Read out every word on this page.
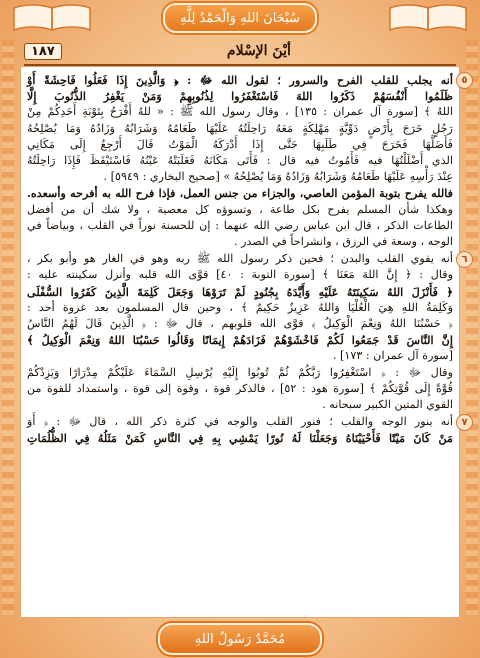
سُبْحَانَ اللهِ وَالْحَمْدُ لِلَّهِ
أيْنَ الإسْلام
١٨٧
٥
أنه يجلب للقلب الفرح والسرور ؛ لقول الله ﷻ : ﴿ وَالَّذِينَ إِذَا فَعَلُوا فَاحِشَةً أَوْ
ظَلَمُوا أَنْفُسَهُمْ ذَكَرُوا اللهَ فَاسْتَغْفَرُوا لِذُنُوبِهِمْ وَمَنْ يَغْفِرُ الذُّنُوبَ إِلَّا
اللهُ ﴾ [سورة آل عمران : ١٣٥] ، وقال رسول الله ﷺ : « للهُ أَفْرَحُ بِتَوْبَةِ أَحَدِكُمْ مِنْ
رَجُلٍ خَرَجَ بِأَرْضٍ دَوِّيَّةٍ مَهْلِكَةٍ مَعَهُ رَاحِلَتُهُ عَلَيْهَا طَعَامُهُ وَشَرَابُهُ وَزَادُهُ وَمَا يُصْلِحُهُ
فَأَضَلَّهَا فَخَرَجَ فِي طَلَبِهَا حَتَّى إِذَا أَدْرَكَهُ الْمَوْتُ قَالَ أَرْجِعُ إِلَى مَكَانِي
الذي أَضْلَلْتُهَا فيه فَأَمُوتُ فيه قال : فَأَتَى مَكَانَهُ فَغَلَبَتْهُ عَيْنُهُ فَاسْتَيْقَظَ فَإِذَا رَاحِلَتُهُ
عِنْدَ رَأْسِهِ عَلَيْهَا طَعَامُهُ وَشَرَابُهُ وَزَادُهُ وَمَا يُصْلِحُهُ » [صحيح البخاري : ٥٩٤٩] .
فالله يفرح بتوبة المؤمن العاصي، والجزاء من جنس العمل، فإذا فرح الله به أفرحه وأسعده.
وهكذا شأن المسلم يفرح بكل طاعة ، وتسوؤه كل معصية ، ولا شك أن من أفضل
الطاعات الذكر ، قال ابن عباس رضي الله عنهما : إن للحسنة نوراً في القلب ، وبياضاً في
الوجه ، وسعة في الرزق ، وانشراحاً في الصدر .
٦
أنه يقوي القلب والبدن ؛ فحين ذكر رسول الله ﷺ ربه وهو في الغار هو وأبو بكر ،
وقال : ﴿ إِنَّ اللهَ مَعَنَا ﴾ [سورة التوبة : ٤٠] قوَّى الله قلبه وأنزل سكينته عليه :
﴿ فَأَنْزَلَ اللهُ سَكِينَتَهُ عَلَيْهِ وَأَيَّدَهُ بِجُنُودٍ لَمْ تَرَوْهَا وَجَعَلَ كَلِمَةَ الَّذِينَ كَفَرُوا السُّفْلَى
وَكَلِمَةُ اللهِ هِيَ الْعُلْيَا وَاللهُ عَزِيزٌ حَكِيمٌ ﴾ ، وحين قال المسلمون بعد غزوة أحد :
﴿ حَسْبُنَا اللهُ وَنِعْمَ الْوَكِيلُ ﴾ قوَّى الله قلوبهم ، قال ﷻ : ﴿ الَّذِينَ قَالَ لَهُمُ النَّاسُ
إِنَّ النَّاسَ قَدْ جَمَعُوا لَكُمْ فَاخْشَوْهُمْ فَزَادَهُمْ إِيمَانًا وَقَالُوا حَسْبُنَا اللهُ وَنِعْمَ الْوَكِيلُ ﴾
[سورة آل عمران : ١٧٣] .
وقال ﷻ : ﴿ اسْتَغْفِرُوا رَبَّكُمْ ثُمَّ تُوبُوا إِلَيْهِ يُرْسِلِ السَّمَاءَ عَلَيْكُمْ مِدْرَارًا وَيَزِدْكُمْ
قُوَّةً إِلَى قُوَّتِكُمْ ﴾ [سورة هود : ٥٢] ، فالذكر قوة ، وقوة إلى قوة ، واستمداد للقوة من
القوي المتين الكبير سبحانه .
٧
أنه ينور الوجه والقلب ؛ فنور القلب والوجه في كثرة ذكر الله ، قال ﷻ : ﴿ أَوَ
مَنْ كَانَ مَيْتًا فَأَحْيَيْنَاهُ وَجَعَلْنَا لَهُ نُورًا يَمْشِي بِهِ فِي النَّاسِ كَمَنْ مَثَلُهُ فِي الظُّلُمَاتِ
مُحَمَّدٌ رَسُولُ اللهِ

- **Given problem**: Pictures don't belong in the copy. Restate all the entries exactly.

- **Answer in full**:
Read out every word on this page.
سُبْحَانَ اللهِ وَالْحَمْدُ لِلَّهِ
أيْنَ الإسْلام
١٨٧
٥
أنه يجلب للقلب الفرح والسرور ؛ لقول الله ﷻ : ﴿ وَالَّذِينَ إِذَا فَعَلُوا فَاحِشَةً أَوْ
ظَلَمُوا أَنْفُسَهُمْ ذَكَرُوا اللهَ فَاسْتَغْفَرُوا لِذُنُوبِهِمْ وَمَنْ يَغْفِرُ الذُّنُوبَ إِلَّا
اللهُ ﴾ [سورة آل عمران : ١٣٥] ، وقال رسول الله ﷺ : « للهُ أَفْرَحُ بِتَوْبَةِ أَحَدِكُمْ مِنْ
رَجُلٍ خَرَجَ بِأَرْضٍ دَوِّيَّةٍ مَهْلِكَةٍ مَعَهُ رَاحِلَتُهُ عَلَيْهَا طَعَامُهُ وَشَرَابُهُ وَزَادُهُ وَمَا يُصْلِحُهُ
فَأَضَلَّهَا فَخَرَجَ فِي طَلَبِهَا حَتَّى إِذَا أَدْرَكَهُ الْمَوْتُ قَالَ أَرْجِعُ إِلَى مَكَانِي
الذي أَضْلَلْتُهَا فيه فَأَمُوتُ فيه قال : فَأَتَى مَكَانَهُ فَغَلَبَتْهُ عَيْنُهُ فَاسْتَيْقَظَ فَإِذَا رَاحِلَتُهُ
عِنْدَ رَأْسِهِ عَلَيْهَا طَعَامُهُ وَشَرَابُهُ وَزَادُهُ وَمَا يُصْلِحُهُ » [صحيح البخاري : ٥٩٤٩] .
فالله يفرح بتوبة المؤمن العاصي، والجزاء من جنس العمل، فإذا فرح الله به أفرحه وأسعده.
وهكذا شأن المسلم يفرح بكل طاعة ، وتسوؤه كل معصية ، ولا شك أن من أفضل
الطاعات الذكر ، قال ابن عباس رضي الله عنهما : إن للحسنة نوراً في القلب ، وبياضاً في
الوجه ، وسعة في الرزق ، وانشراحاً في الصدر .
٦
أنه يقوي القلب والبدن ؛ فحين ذكر رسول الله ﷺ ربه وهو في الغار هو وأبو بكر ،
وقال : ﴿ إِنَّ اللهَ مَعَنَا ﴾ [سورة التوبة : ٤٠] قوَّى الله قلبه وأنزل سكينته عليه :
﴿ فَأَنْزَلَ اللهُ سَكِينَتَهُ عَلَيْهِ وَأَيَّدَهُ بِجُنُودٍ لَمْ تَرَوْهَا وَجَعَلَ كَلِمَةَ الَّذِينَ كَفَرُوا السُّفْلَى
وَكَلِمَةُ اللهِ هِيَ الْعُلْيَا وَاللهُ عَزِيزٌ حَكِيمٌ ﴾ ، وحين قال المسلمون بعد غزوة أحد :
﴿ حَسْبُنَا اللهُ وَنِعْمَ الْوَكِيلُ ﴾ قوَّى الله قلوبهم ، قال ﷻ : ﴿ الَّذِينَ قَالَ لَهُمُ النَّاسُ
إِنَّ النَّاسَ قَدْ جَمَعُوا لَكُمْ فَاخْشَوْهُمْ فَزَادَهُمْ إِيمَانًا وَقَالُوا حَسْبُنَا اللهُ وَنِعْمَ الْوَكِيلُ ﴾
[سورة آل عمران : ١٧٣] .
وقال ﷻ : ﴿ اسْتَغْفِرُوا رَبَّكُمْ ثُمَّ تُوبُوا إِلَيْهِ يُرْسِلِ السَّمَاءَ عَلَيْكُمْ مِدْرَارًا وَيَزِدْكُمْ
قُوَّةً إِلَى قُوَّتِكُمْ ﴾ [سورة هود : ٥٢] ، فالذكر قوة ، وقوة إلى قوة ، واستمداد للقوة من
القوي المتين الكبير سبحانه .
٧
أنه ينور الوجه والقلب ؛ فنور القلب والوجه في كثرة ذكر الله ، قال ﷻ : ﴿ أَوَ
مَنْ كَانَ مَيْتًا فَأَحْيَيْنَاهُ وَجَعَلْنَا لَهُ نُورًا يَمْشِي بِهِ فِي النَّاسِ كَمَنْ مَثَلُهُ فِي الظُّلُمَاتِ
مُحَمَّدٌ رَسُولُ اللهِ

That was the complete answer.